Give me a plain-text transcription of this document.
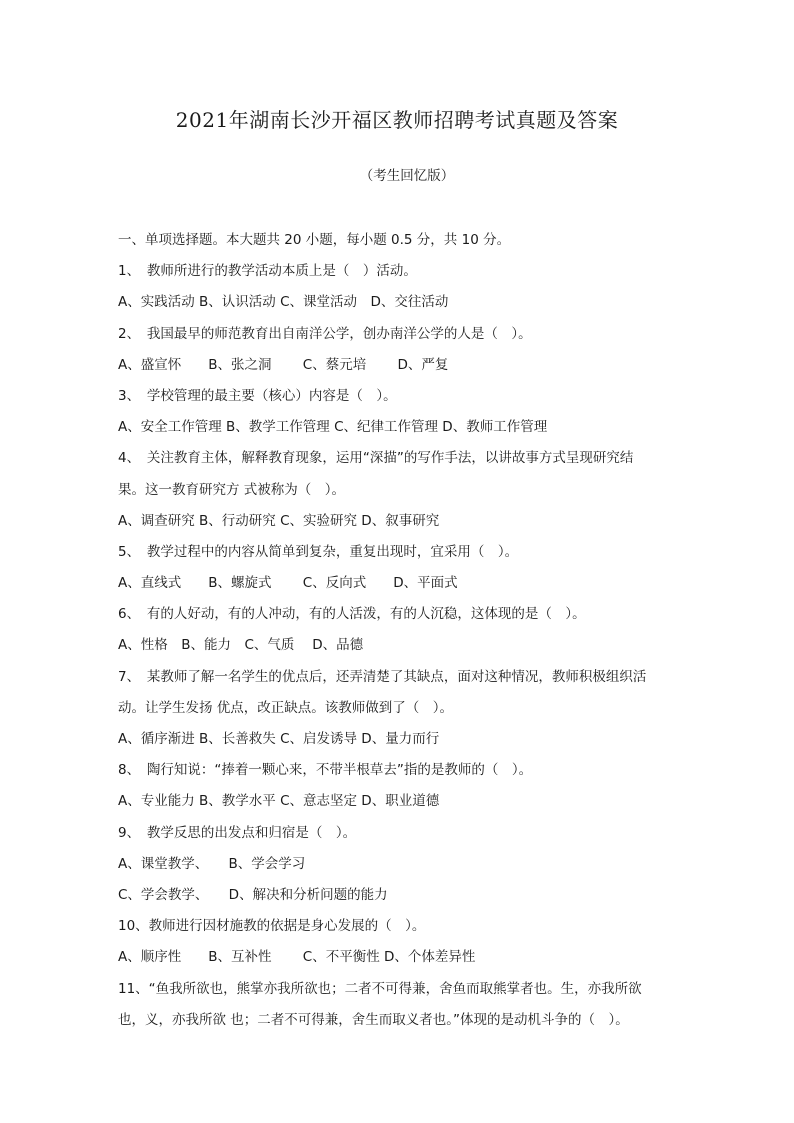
2021年湖南长沙开福区教师招聘考试真题及答案
（考生回忆版）
一、单项选择题。本大题共 20 小题，每小题 0.5 分，共 10 分。
1、　教师所进行的教学活动本质上是（　）活动。
A、实践活动 B、认识活动 C、课堂活动　D、交往活动
2、　我国最早的师范教育出自南洋公学，创办南洋公学的人是（　）。
A、盛宣怀　　B、张之洞　　 C、蔡元培　　 D、严复
3、　学校管理的最主要（核心）内容是（　）。
A、安全工作管理 B、教学工作管理 C、纪律工作管理 D、教师工作管理
4、　关注教育主体，解释教育现象，运用“深描”的写作手法，以讲故事方式呈现研究结
果。这一教育研究方 式被称为（　）。
A、调查研究 B、行动研究 C、实验研究 D、叙事研究
5、　教学过程中的内容从简单到复杂，重复出现时，宜采用（　）。
A、直线式　　B、螺旋式　　 C、反向式　　D、平面式
6、　有的人好动，有的人冲动，有的人活泼，有的人沉稳，这体现的是（　）。
A、性格　B、能力　C、气质　 D、品德
7、　某教师了解一名学生的优点后，还弄清楚了其缺点，面对这种情况，教师积极组织活
动。让学生发扬 优点，改正缺点。该教师做到了（　）。
A、循序渐进 B、长善救失 C、启发诱导 D、量力而行
8、　陶行知说：“捧着一颗心来，不带半根草去”指的是教师的（　）。
A、专业能力 B、教学水平 C、意志坚定 D、职业道德
9、　教学反思的出发点和归宿是（　）。
A、课堂教学、　　B、学会学习
C、学会教学、　　D、解决和分析问题的能力
10、教师进行因材施教的依据是身心发展的（　）。
A、顺序性　　B、互补性　　 C、不平衡性 D、个体差异性
11、“鱼我所欲也，熊掌亦我所欲也；二者不可得兼，舍鱼而取熊掌者也。生，亦我所欲
也，义，亦我所欲 也；二者不可得兼，舍生而取义者也。”体现的是动机斗争的（　）。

= = = = = = =

Required task
Return every line above that contains the word "亦我所欲".

Written reply
11、“鱼我所欲也，熊掌亦我所欲也；二者不可得兼，舍鱼而取熊掌者也。生，亦我所欲
也，义，亦我所欲 也；二者不可得兼，舍生而取义者也。”体现的是动机斗争的（　）。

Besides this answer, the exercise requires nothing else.